**Written exercise**.
Transcribe every line exactly and omit anything that is a picture.

**The data**.

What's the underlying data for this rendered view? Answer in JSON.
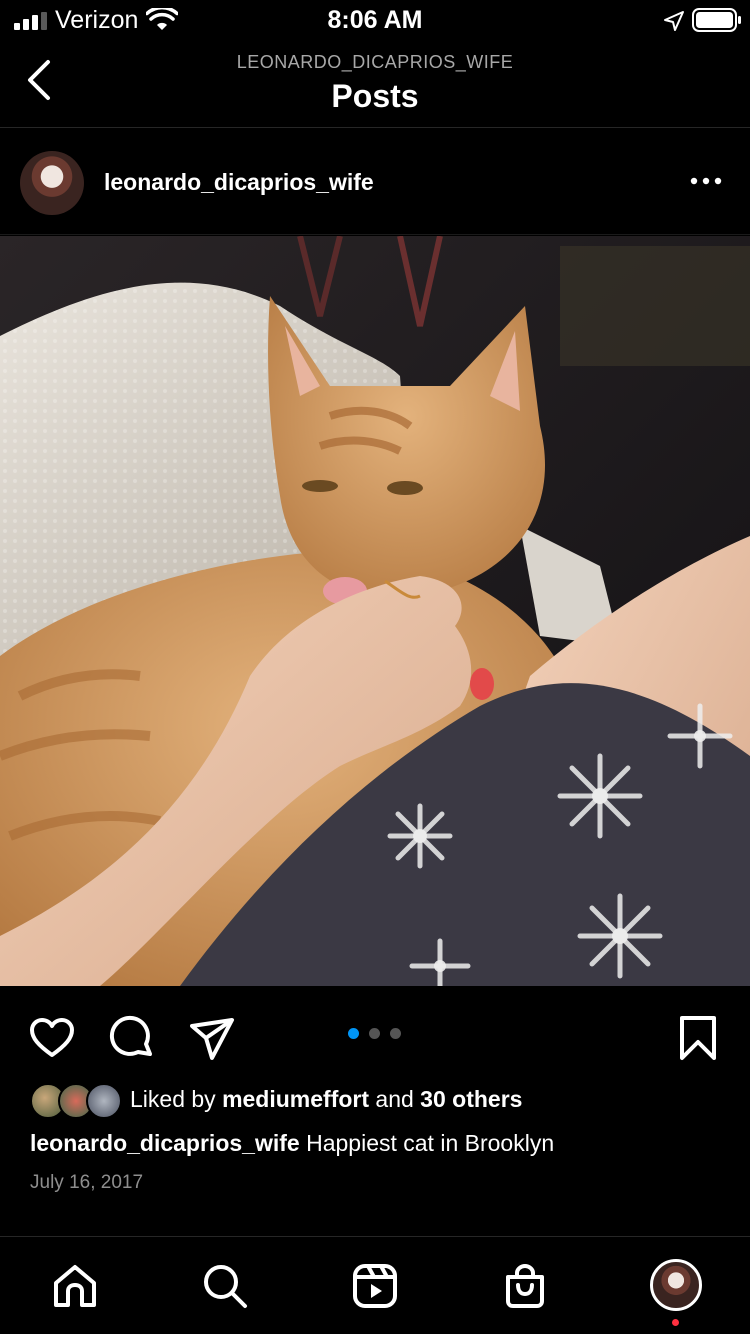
{
  "status_bar": {
    "carrier": "Verizon",
    "time": "8:06 AM"
  },
  "header": {
    "account": "LEONARDO_DICAPRIOS_WIFE",
    "title": "Posts"
  },
  "post": {
    "username": "leonardo_dicaprios_wife",
    "photo_description_icon": "photo-icon",
    "carousel": {
      "count": 3,
      "active_index": 0,
      "active_color": "#0095f6"
    },
    "likes": {
      "prefix": "Liked by",
      "liked_by_user": "mediumeffort",
      "middle": "and",
      "others": "30 others"
    },
    "caption": {
      "username": "leonardo_dicaprios_wife",
      "text": "Happiest cat in Brooklyn"
    },
    "date": "July 16, 2017"
  },
  "colors": {
    "background": "#000000",
    "text": "#ffffff",
    "secondary_text": "#8e8e8e",
    "accent": "#0095f6",
    "notification": "#ff3040"
  },
  "icons": {
    "back": "chevron-left-icon",
    "more": "more-horizontal-icon",
    "like": "heart-icon",
    "comment": "comment-icon",
    "share": "paper-plane-icon",
    "save": "bookmark-icon",
    "tabs": [
      "home-icon",
      "search-icon",
      "reels-icon",
      "shop-icon",
      "profile-avatar"
    ]
  }
}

**Task solution**.
What's the underlying data for this rendered view? Answer in JSON.
{
  "status_bar": {
    "carrier": "Verizon",
    "time": "8:06 AM"
  },
  "header": {
    "account": "LEONARDO_DICAPRIOS_WIFE",
    "title": "Posts"
  },
  "post": {
    "username": "leonardo_dicaprios_wife",
    "photo_description_icon": "photo-icon",
    "carousel": {
      "count": 3,
      "active_index": 0,
      "active_color": "#0095f6"
    },
    "likes": {
      "prefix": "Liked by",
      "liked_by_user": "mediumeffort",
      "middle": "and",
      "others": "30 others"
    },
    "caption": {
      "username": "leonardo_dicaprios_wife",
      "text": "Happiest cat in Brooklyn"
    },
    "date": "July 16, 2017"
  },
  "colors": {
    "background": "#000000",
    "text": "#ffffff",
    "secondary_text": "#8e8e8e",
    "accent": "#0095f6",
    "notification": "#ff3040"
  },
  "icons": {
    "back": "chevron-left-icon",
    "more": "more-horizontal-icon",
    "like": "heart-icon",
    "comment": "comment-icon",
    "share": "paper-plane-icon",
    "save": "bookmark-icon",
    "tabs": [
      "home-icon",
      "search-icon",
      "reels-icon",
      "shop-icon",
      "profile-avatar"
    ]
  }
}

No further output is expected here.